- **TRY IT**
Find the lines below that contain the string "biosynthetic". Copy each one.

[Extracts from a graphics dataset]
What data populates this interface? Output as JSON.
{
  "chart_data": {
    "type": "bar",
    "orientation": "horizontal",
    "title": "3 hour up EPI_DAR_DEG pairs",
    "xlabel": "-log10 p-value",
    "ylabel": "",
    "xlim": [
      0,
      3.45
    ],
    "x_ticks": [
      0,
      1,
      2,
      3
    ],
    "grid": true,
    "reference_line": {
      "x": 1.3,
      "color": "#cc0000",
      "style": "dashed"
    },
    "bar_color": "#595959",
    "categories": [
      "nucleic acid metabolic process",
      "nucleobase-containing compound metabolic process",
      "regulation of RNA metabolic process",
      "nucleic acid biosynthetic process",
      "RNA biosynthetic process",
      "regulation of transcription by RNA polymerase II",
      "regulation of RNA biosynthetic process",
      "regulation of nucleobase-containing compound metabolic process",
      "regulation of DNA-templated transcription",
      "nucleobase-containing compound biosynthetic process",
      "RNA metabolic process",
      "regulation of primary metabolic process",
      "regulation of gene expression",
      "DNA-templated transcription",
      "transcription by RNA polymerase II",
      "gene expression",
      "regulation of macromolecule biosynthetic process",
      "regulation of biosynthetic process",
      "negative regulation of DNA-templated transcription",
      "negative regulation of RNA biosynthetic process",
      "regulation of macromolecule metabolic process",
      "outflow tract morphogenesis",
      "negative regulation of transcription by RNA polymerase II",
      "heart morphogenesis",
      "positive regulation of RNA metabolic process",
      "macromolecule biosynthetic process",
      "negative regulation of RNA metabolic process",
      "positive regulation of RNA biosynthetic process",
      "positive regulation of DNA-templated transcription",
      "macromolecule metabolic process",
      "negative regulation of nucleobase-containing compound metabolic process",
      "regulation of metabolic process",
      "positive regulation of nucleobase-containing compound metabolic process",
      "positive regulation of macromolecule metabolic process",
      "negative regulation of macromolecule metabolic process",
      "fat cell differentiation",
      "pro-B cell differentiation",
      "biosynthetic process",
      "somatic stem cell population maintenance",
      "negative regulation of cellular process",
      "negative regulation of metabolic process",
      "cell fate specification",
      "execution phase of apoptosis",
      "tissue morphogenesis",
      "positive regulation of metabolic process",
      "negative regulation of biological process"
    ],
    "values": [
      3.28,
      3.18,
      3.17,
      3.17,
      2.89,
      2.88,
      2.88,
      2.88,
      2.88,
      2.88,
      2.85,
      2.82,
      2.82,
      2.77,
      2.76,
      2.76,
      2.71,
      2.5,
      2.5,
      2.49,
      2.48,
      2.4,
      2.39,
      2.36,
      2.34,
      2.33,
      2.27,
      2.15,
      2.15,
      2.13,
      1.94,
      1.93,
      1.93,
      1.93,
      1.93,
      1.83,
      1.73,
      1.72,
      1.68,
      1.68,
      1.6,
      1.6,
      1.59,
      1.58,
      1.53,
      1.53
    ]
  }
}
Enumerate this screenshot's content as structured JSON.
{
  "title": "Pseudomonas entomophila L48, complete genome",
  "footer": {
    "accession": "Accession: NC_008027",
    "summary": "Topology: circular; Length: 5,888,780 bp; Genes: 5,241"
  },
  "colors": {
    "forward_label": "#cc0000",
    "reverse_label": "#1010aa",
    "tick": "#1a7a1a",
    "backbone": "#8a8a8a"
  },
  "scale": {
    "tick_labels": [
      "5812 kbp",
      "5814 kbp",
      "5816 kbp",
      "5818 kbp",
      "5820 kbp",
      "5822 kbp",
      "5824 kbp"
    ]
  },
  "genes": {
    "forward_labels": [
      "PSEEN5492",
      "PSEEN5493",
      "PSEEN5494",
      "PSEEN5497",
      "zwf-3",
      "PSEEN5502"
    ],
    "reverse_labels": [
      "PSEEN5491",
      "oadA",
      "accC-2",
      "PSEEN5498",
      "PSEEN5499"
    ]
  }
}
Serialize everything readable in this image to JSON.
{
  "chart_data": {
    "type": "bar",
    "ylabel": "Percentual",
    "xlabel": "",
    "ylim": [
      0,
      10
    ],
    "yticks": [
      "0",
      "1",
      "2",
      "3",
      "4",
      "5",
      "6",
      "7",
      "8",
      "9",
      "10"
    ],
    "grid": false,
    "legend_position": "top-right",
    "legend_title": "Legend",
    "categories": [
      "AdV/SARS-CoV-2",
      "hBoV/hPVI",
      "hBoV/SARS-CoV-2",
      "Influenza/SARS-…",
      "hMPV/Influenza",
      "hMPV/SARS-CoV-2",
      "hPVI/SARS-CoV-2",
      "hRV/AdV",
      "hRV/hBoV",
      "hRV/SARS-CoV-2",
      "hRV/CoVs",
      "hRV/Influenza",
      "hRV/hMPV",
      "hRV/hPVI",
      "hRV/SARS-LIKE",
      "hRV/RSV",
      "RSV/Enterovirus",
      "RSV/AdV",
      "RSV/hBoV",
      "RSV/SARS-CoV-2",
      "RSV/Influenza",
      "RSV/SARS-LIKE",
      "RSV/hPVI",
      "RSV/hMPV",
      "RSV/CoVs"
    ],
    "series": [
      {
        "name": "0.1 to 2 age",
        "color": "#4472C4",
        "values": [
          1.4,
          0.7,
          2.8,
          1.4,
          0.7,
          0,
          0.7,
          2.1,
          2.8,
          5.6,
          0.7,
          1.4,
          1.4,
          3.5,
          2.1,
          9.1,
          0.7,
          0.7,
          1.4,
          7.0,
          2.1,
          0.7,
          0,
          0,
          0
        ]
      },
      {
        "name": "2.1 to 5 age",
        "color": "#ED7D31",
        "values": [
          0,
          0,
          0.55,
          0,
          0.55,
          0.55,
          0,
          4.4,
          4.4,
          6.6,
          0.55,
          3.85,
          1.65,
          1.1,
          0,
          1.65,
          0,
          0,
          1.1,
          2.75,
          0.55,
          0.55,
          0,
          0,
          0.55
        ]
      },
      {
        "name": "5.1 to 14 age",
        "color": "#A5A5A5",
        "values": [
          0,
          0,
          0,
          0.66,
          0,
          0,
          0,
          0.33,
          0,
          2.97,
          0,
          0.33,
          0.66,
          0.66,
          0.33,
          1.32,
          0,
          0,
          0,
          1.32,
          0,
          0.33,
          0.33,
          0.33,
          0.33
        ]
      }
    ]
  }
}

- **SOLUTION**
      "nucleic acid biosynthetic process",
      "RNA biosynthetic process",
      "regulation of RNA biosynthetic process",
      "nucleobase-containing compound biosynthetic process",
      "regulation of macromolecule biosynthetic process",
      "regulation of biosynthetic process",
      "negative regulation of RNA biosynthetic process",
      "macromolecule biosynthetic process",
      "positive regulation of RNA biosynthetic process",
      "biosynthetic process",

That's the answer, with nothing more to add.